- **GIVEN DATA**:
○ ○ ○

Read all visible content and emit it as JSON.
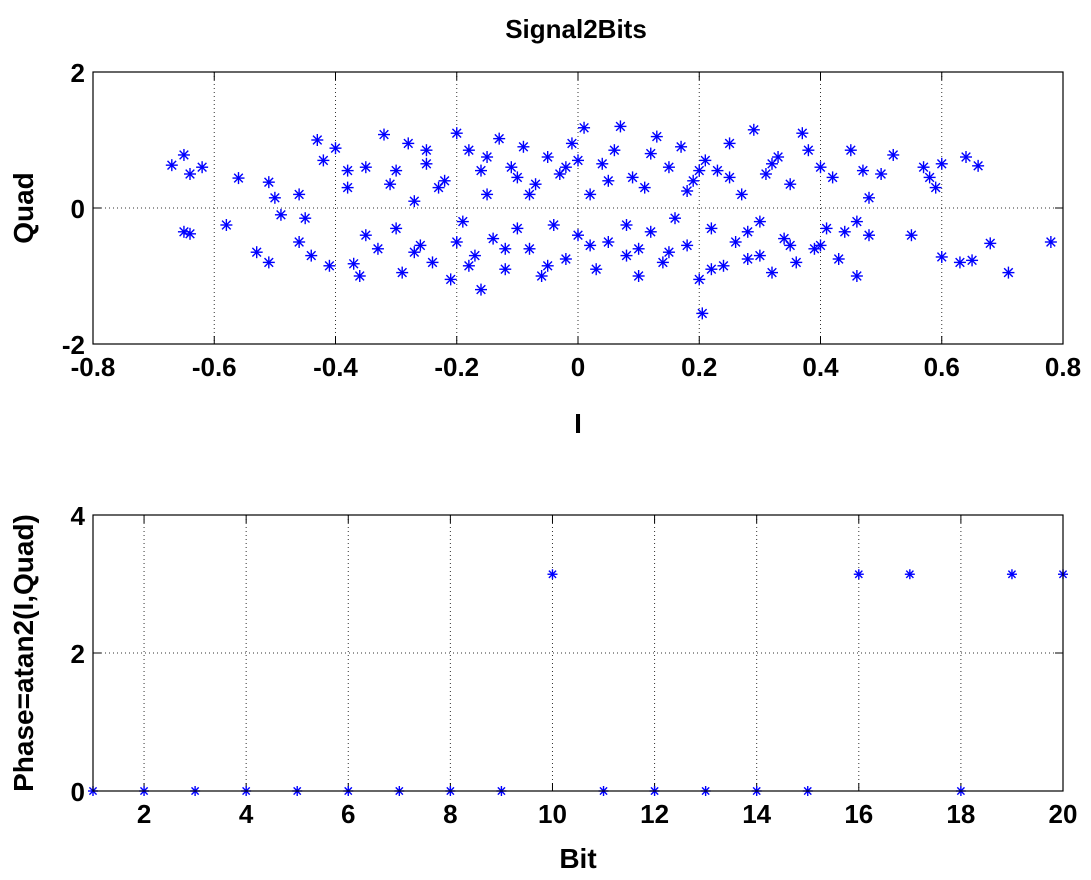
{
  "figure": {
    "title": "Signal2Bits",
    "marker_color": "#0000ff"
  },
  "chart_data": [
    {
      "type": "scatter",
      "title": "Signal2Bits",
      "xlabel": "I",
      "ylabel": "Quad",
      "xlim": [
        -0.8,
        0.8
      ],
      "ylim": [
        -2,
        2
      ],
      "xticks": [
        -0.8,
        -0.6,
        -0.4,
        -0.2,
        0,
        0.2,
        0.4,
        0.6,
        0.8
      ],
      "xtick_labels": [
        "-0.8",
        "-0.6",
        "-0.4",
        "-0.2",
        "0",
        "0.2",
        "0.4",
        "0.6",
        "0.8"
      ],
      "yticks": [
        -2,
        0,
        2
      ],
      "ytick_labels": [
        "-2",
        "0",
        "2"
      ],
      "grid": true,
      "marker": "asterisk",
      "color": "#0000ff",
      "points": [
        [
          -0.67,
          0.63
        ],
        [
          -0.65,
          0.78
        ],
        [
          -0.64,
          0.5
        ],
        [
          -0.62,
          0.6
        ],
        [
          -0.65,
          -0.35
        ],
        [
          -0.64,
          -0.38
        ],
        [
          -0.58,
          -0.25
        ],
        [
          -0.56,
          0.44
        ],
        [
          -0.53,
          -0.65
        ],
        [
          -0.51,
          -0.8
        ],
        [
          -0.51,
          0.38
        ],
        [
          -0.5,
          0.15
        ],
        [
          -0.49,
          -0.1
        ],
        [
          -0.46,
          -0.5
        ],
        [
          -0.46,
          0.2
        ],
        [
          -0.45,
          -0.15
        ],
        [
          -0.44,
          -0.7
        ],
        [
          -0.43,
          1.0
        ],
        [
          -0.42,
          0.7
        ],
        [
          -0.41,
          -0.85
        ],
        [
          -0.4,
          0.88
        ],
        [
          -0.38,
          0.3
        ],
        [
          -0.37,
          -0.82
        ],
        [
          -0.36,
          -1.0
        ],
        [
          -0.35,
          0.6
        ],
        [
          -0.33,
          -0.6
        ],
        [
          -0.32,
          1.08
        ],
        [
          -0.31,
          0.35
        ],
        [
          -0.3,
          -0.3
        ],
        [
          -0.29,
          -0.95
        ],
        [
          -0.28,
          0.95
        ],
        [
          -0.27,
          0.1
        ],
        [
          -0.26,
          -0.55
        ],
        [
          -0.25,
          0.65
        ],
        [
          -0.24,
          -0.8
        ],
        [
          -0.22,
          0.4
        ],
        [
          -0.21,
          -1.05
        ],
        [
          -0.2,
          1.1
        ],
        [
          -0.19,
          -0.2
        ],
        [
          -0.18,
          0.85
        ],
        [
          -0.17,
          -0.7
        ],
        [
          -0.16,
          0.55
        ],
        [
          -0.16,
          -1.2
        ],
        [
          -0.15,
          0.2
        ],
        [
          -0.14,
          -0.45
        ],
        [
          -0.13,
          1.02
        ],
        [
          -0.12,
          -0.9
        ],
        [
          -0.11,
          0.6
        ],
        [
          -0.1,
          -0.3
        ],
        [
          -0.09,
          0.9
        ],
        [
          -0.08,
          -0.6
        ],
        [
          -0.07,
          0.35
        ],
        [
          -0.06,
          -1.0
        ],
        [
          -0.05,
          0.75
        ],
        [
          -0.04,
          -0.25
        ],
        [
          -0.03,
          0.5
        ],
        [
          -0.02,
          -0.75
        ],
        [
          -0.01,
          0.95
        ],
        [
          0.0,
          -0.4
        ],
        [
          0.01,
          1.18
        ],
        [
          0.02,
          0.2
        ],
        [
          0.03,
          -0.9
        ],
        [
          0.04,
          0.65
        ],
        [
          0.05,
          -0.5
        ],
        [
          0.06,
          0.85
        ],
        [
          0.07,
          1.2
        ],
        [
          0.08,
          -0.7
        ],
        [
          0.09,
          0.45
        ],
        [
          0.1,
          -1.0
        ],
        [
          0.11,
          0.3
        ],
        [
          0.12,
          -0.35
        ],
        [
          0.13,
          1.05
        ],
        [
          0.14,
          -0.8
        ],
        [
          0.15,
          0.6
        ],
        [
          0.16,
          -0.15
        ],
        [
          0.17,
          0.9
        ],
        [
          0.18,
          -0.55
        ],
        [
          0.19,
          0.4
        ],
        [
          0.2,
          -1.05
        ],
        [
          0.205,
          -1.55
        ],
        [
          0.21,
          0.7
        ],
        [
          0.22,
          -0.3
        ],
        [
          0.23,
          0.55
        ],
        [
          0.24,
          -0.85
        ],
        [
          0.25,
          0.95
        ],
        [
          0.26,
          -0.5
        ],
        [
          0.27,
          0.2
        ],
        [
          0.28,
          -0.75
        ],
        [
          0.29,
          1.15
        ],
        [
          0.3,
          -0.2
        ],
        [
          0.31,
          0.5
        ],
        [
          0.32,
          -0.95
        ],
        [
          0.33,
          0.75
        ],
        [
          0.34,
          -0.45
        ],
        [
          0.35,
          0.35
        ],
        [
          0.36,
          -0.8
        ],
        [
          0.37,
          1.1
        ],
        [
          0.38,
          0.85
        ],
        [
          0.39,
          -0.6
        ],
        [
          0.4,
          0.6
        ],
        [
          0.41,
          -0.3
        ],
        [
          0.42,
          0.45
        ],
        [
          0.43,
          -0.75
        ],
        [
          0.44,
          -0.35
        ],
        [
          0.45,
          0.85
        ],
        [
          0.46,
          -0.2
        ],
        [
          0.46,
          -1.0
        ],
        [
          0.47,
          0.55
        ],
        [
          0.48,
          0.15
        ],
        [
          0.48,
          -0.4
        ],
        [
          0.5,
          0.5
        ],
        [
          0.52,
          0.78
        ],
        [
          0.55,
          -0.4
        ],
        [
          0.57,
          0.6
        ],
        [
          0.58,
          0.45
        ],
        [
          0.59,
          0.3
        ],
        [
          0.6,
          0.65
        ],
        [
          0.6,
          -0.72
        ],
        [
          0.63,
          -0.8
        ],
        [
          0.64,
          0.75
        ],
        [
          0.65,
          -0.77
        ],
        [
          0.66,
          0.62
        ],
        [
          0.68,
          -0.52
        ],
        [
          0.71,
          -0.95
        ],
        [
          0.78,
          -0.5
        ],
        [
          -0.3,
          0.55
        ],
        [
          -0.27,
          -0.65
        ],
        [
          -0.23,
          0.3
        ],
        [
          -0.2,
          -0.5
        ],
        [
          -0.15,
          0.75
        ],
        [
          -0.12,
          -0.6
        ],
        [
          -0.08,
          0.2
        ],
        [
          -0.05,
          -0.85
        ],
        [
          -0.02,
          0.6
        ],
        [
          0.02,
          -0.55
        ],
        [
          0.05,
          0.4
        ],
        [
          0.08,
          -0.25
        ],
        [
          0.12,
          0.8
        ],
        [
          0.15,
          -0.65
        ],
        [
          0.18,
          0.25
        ],
        [
          0.22,
          -0.9
        ],
        [
          0.25,
          0.45
        ],
        [
          0.28,
          -0.35
        ],
        [
          0.32,
          0.65
        ],
        [
          0.35,
          -0.55
        ],
        [
          -0.35,
          -0.4
        ],
        [
          -0.25,
          0.85
        ],
        [
          -0.18,
          -0.85
        ],
        [
          -0.1,
          0.45
        ],
        [
          0.0,
          0.7
        ],
        [
          0.1,
          -0.6
        ],
        [
          0.2,
          0.55
        ],
        [
          0.3,
          -0.7
        ],
        [
          -0.38,
          0.55
        ],
        [
          0.4,
          -0.55
        ]
      ]
    },
    {
      "type": "scatter",
      "xlabel": "Bit",
      "ylabel": "Phase=atan2(I,Quad)",
      "xlim": [
        1,
        20
      ],
      "ylim": [
        0,
        4
      ],
      "xticks": [
        2,
        4,
        6,
        8,
        10,
        12,
        14,
        16,
        18,
        20
      ],
      "xtick_labels": [
        "2",
        "4",
        "6",
        "8",
        "10",
        "12",
        "14",
        "16",
        "18",
        "20"
      ],
      "yticks": [
        0,
        2,
        4
      ],
      "ytick_labels": [
        "0",
        "2",
        "4"
      ],
      "grid": true,
      "marker": "asterisk",
      "color": "#0000ff",
      "x": [
        1,
        2,
        3,
        4,
        5,
        6,
        7,
        8,
        9,
        10,
        11,
        12,
        13,
        14,
        15,
        16,
        17,
        18,
        19,
        20
      ],
      "y": [
        0,
        0,
        0,
        0,
        0,
        0,
        0,
        0,
        0,
        3.1416,
        0,
        0,
        0,
        0,
        0,
        3.1416,
        3.1416,
        0,
        3.1416,
        3.1416
      ]
    }
  ]
}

○ ○ ○

Select the lines that carry the string "ylabel" and copy them.

- **THE REPLY**:
      "ylabel": "Quad",
      "ylabel": "Phase=atan2(I,Quad)",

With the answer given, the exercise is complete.